> **Aim**
Reproduce every entry exactly as shown.

> **Entries supplied**
↓
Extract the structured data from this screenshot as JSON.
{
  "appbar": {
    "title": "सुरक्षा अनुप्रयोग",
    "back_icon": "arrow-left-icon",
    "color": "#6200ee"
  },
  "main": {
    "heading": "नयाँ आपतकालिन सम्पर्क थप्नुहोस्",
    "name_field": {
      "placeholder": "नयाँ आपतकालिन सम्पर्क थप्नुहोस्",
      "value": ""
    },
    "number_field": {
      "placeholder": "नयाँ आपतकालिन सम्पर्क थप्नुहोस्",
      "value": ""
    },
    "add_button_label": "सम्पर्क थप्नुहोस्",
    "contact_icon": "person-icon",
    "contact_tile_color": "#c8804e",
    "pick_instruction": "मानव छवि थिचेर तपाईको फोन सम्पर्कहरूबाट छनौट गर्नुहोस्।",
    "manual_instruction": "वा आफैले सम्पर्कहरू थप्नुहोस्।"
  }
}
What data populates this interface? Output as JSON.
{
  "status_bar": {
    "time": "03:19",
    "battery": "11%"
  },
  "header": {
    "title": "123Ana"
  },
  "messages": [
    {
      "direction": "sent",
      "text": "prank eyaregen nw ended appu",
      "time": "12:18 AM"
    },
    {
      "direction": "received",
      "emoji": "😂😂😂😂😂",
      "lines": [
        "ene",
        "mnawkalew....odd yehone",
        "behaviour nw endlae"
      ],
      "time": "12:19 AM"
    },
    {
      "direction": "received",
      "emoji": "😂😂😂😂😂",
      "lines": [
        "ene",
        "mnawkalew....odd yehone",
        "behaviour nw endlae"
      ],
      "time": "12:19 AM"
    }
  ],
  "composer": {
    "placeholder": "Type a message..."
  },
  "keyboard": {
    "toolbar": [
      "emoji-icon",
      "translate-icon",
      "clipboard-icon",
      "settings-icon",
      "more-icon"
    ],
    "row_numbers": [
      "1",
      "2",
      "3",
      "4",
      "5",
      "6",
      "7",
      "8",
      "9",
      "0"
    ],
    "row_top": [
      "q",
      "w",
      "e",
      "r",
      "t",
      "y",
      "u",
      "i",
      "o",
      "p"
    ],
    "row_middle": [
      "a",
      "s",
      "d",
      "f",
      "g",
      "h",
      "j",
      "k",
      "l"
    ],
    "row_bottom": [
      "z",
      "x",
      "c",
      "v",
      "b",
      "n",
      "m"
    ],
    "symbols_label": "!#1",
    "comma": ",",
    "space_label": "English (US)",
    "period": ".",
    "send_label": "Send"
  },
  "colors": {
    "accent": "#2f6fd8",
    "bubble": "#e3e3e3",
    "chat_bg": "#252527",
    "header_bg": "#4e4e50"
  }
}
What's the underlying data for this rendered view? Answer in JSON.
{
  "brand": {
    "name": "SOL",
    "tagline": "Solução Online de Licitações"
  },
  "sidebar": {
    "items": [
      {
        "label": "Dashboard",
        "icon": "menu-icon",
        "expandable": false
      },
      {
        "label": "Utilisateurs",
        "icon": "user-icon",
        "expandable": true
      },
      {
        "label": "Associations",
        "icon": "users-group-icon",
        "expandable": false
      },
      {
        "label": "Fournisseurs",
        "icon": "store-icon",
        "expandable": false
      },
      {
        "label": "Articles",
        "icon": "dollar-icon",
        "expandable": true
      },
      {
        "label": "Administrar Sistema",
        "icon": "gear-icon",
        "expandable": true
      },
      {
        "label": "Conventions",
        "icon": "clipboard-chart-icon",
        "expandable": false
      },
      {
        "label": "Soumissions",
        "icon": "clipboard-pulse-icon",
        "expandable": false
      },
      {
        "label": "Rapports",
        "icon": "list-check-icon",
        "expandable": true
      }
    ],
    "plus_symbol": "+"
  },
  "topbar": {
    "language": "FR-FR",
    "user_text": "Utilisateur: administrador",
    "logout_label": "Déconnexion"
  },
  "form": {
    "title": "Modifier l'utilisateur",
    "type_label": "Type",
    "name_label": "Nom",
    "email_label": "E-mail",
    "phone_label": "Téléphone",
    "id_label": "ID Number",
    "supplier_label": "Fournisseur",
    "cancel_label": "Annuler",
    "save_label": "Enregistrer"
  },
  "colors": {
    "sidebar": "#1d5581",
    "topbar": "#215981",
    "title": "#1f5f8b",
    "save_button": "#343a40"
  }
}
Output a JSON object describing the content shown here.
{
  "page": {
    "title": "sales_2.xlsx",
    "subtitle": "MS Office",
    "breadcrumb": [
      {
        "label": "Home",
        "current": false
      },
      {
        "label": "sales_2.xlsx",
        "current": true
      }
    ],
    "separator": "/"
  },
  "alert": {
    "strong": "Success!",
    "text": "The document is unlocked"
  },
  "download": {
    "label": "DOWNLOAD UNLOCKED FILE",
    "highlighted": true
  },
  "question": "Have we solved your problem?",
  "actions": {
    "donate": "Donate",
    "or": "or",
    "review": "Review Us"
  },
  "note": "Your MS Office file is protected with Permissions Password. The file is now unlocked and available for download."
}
↑
> **Right answer**
Extract the structured data from this screenshot as JSON.
{
  "appbar": {
    "title": "सुरक्षा अनुप्रयोग",
    "back_icon": "arrow-left-icon",
    "color": "#6200ee"
  },
  "main": {
    "heading": "नयाँ आपतकालिन सम्पर्क थप्नुहोस्",
    "name_field": {
      "placeholder": "नयाँ आपतकालिन सम्पर्क थप्नुहोस्",
      "value": ""
    },
    "number_field": {
      "placeholder": "नयाँ आपतकालिन सम्पर्क थप्नुहोस्",
      "value": ""
    },
    "add_button_label": "सम्पर्क थप्नुहोस्",
    "contact_icon": "person-icon",
    "contact_tile_color": "#c8804e",
    "pick_instruction": "मानव छवि थिचेर तपाईको फोन सम्पर्कहरूबाट छनौट गर्नुहोस्।",
    "manual_instruction": "वा आफैले सम्पर्कहरू थप्नुहोस्।"
  }
}
What data populates this interface? Output as JSON.
{
  "status_bar": {
    "time": "03:19",
    "battery": "11%"
  },
  "header": {
    "title": "123Ana"
  },
  "messages": [
    {
      "direction": "sent",
      "text": "prank eyaregen nw ended appu",
      "time": "12:18 AM"
    },
    {
      "direction": "received",
      "emoji": "😂😂😂😂😂",
      "lines": [
        "ene",
        "mnawkalew....odd yehone",
        "behaviour nw endlae"
      ],
      "time": "12:19 AM"
    },
    {
      "direction": "received",
      "emoji": "😂😂😂😂😂",
      "lines": [
        "ene",
        "mnawkalew....odd yehone",
        "behaviour nw endlae"
      ],
      "time": "12:19 AM"
    }
  ],
  "composer": {
    "placeholder": "Type a message..."
  },
  "keyboard": {
    "toolbar": [
      "emoji-icon",
      "translate-icon",
      "clipboard-icon",
      "settings-icon",
      "more-icon"
    ],
    "row_numbers": [
      "1",
      "2",
      "3",
      "4",
      "5",
      "6",
      "7",
      "8",
      "9",
      "0"
    ],
    "row_top": [
      "q",
      "w",
      "e",
      "r",
      "t",
      "y",
      "u",
      "i",
      "o",
      "p"
    ],
    "row_middle": [
      "a",
      "s",
      "d",
      "f",
      "g",
      "h",
      "j",
      "k",
      "l"
    ],
    "row_bottom": [
      "z",
      "x",
      "c",
      "v",
      "b",
      "n",
      "m"
    ],
    "symbols_label": "!#1",
    "comma": ",",
    "space_label": "English (US)",
    "period": ".",
    "send_label": "Send"
  },
  "colors": {
    "accent": "#2f6fd8",
    "bubble": "#e3e3e3",
    "chat_bg": "#252527",
    "header_bg": "#4e4e50"
  }
}
What's the underlying data for this rendered view? Answer in JSON.
{
  "brand": {
    "name": "SOL",
    "tagline": "Solução Online de Licitações"
  },
  "sidebar": {
    "items": [
      {
        "label": "Dashboard",
        "icon": "menu-icon",
        "expandable": false
      },
      {
        "label": "Utilisateurs",
        "icon": "user-icon",
        "expandable": true
      },
      {
        "label": "Associations",
        "icon": "users-group-icon",
        "expandable": false
      },
      {
        "label": "Fournisseurs",
        "icon": "store-icon",
        "expandable": false
      },
      {
        "label": "Articles",
        "icon": "dollar-icon",
        "expandable": true
      },
      {
        "label": "Administrar Sistema",
        "icon": "gear-icon",
        "expandable": true
      },
      {
        "label": "Conventions",
        "icon": "clipboard-chart-icon",
        "expandable": false
      },
      {
        "label": "Soumissions",
        "icon": "clipboard-pulse-icon",
        "expandable": false
      },
      {
        "label": "Rapports",
        "icon": "list-check-icon",
        "expandable": true
      }
    ],
    "plus_symbol": "+"
  },
  "topbar": {
    "language": "FR-FR",
    "user_text": "Utilisateur: administrador",
    "logout_label": "Déconnexion"
  },
  "form": {
    "title": "Modifier l'utilisateur",
    "type_label": "Type",
    "name_label": "Nom",
    "email_label": "E-mail",
    "phone_label": "Téléphone",
    "id_label": "ID Number",
    "supplier_label": "Fournisseur",
    "cancel_label": "Annuler",
    "save_label": "Enregistrer"
  },
  "colors": {
    "sidebar": "#1d5581",
    "topbar": "#215981",
    "title": "#1f5f8b",
    "save_button": "#343a40"
  }
}
Output a JSON object describing the content shown here.
{
  "page": {
    "title": "sales_2.xlsx",
    "subtitle": "MS Office",
    "breadcrumb": [
      {
        "label": "Home",
        "current": false
      },
      {
        "label": "sales_2.xlsx",
        "current": true
      }
    ],
    "separator": "/"
  },
  "alert": {
    "strong": "Success!",
    "text": "The document is unlocked"
  },
  "download": {
    "label": "DOWNLOAD UNLOCKED FILE",
    "highlighted": true
  },
  "question": "Have we solved your problem?",
  "actions": {
    "donate": "Donate",
    "or": "or",
    "review": "Review Us"
  },
  "note": "Your MS Office file is protected with Permissions Password. The file is now unlocked and available for download."
}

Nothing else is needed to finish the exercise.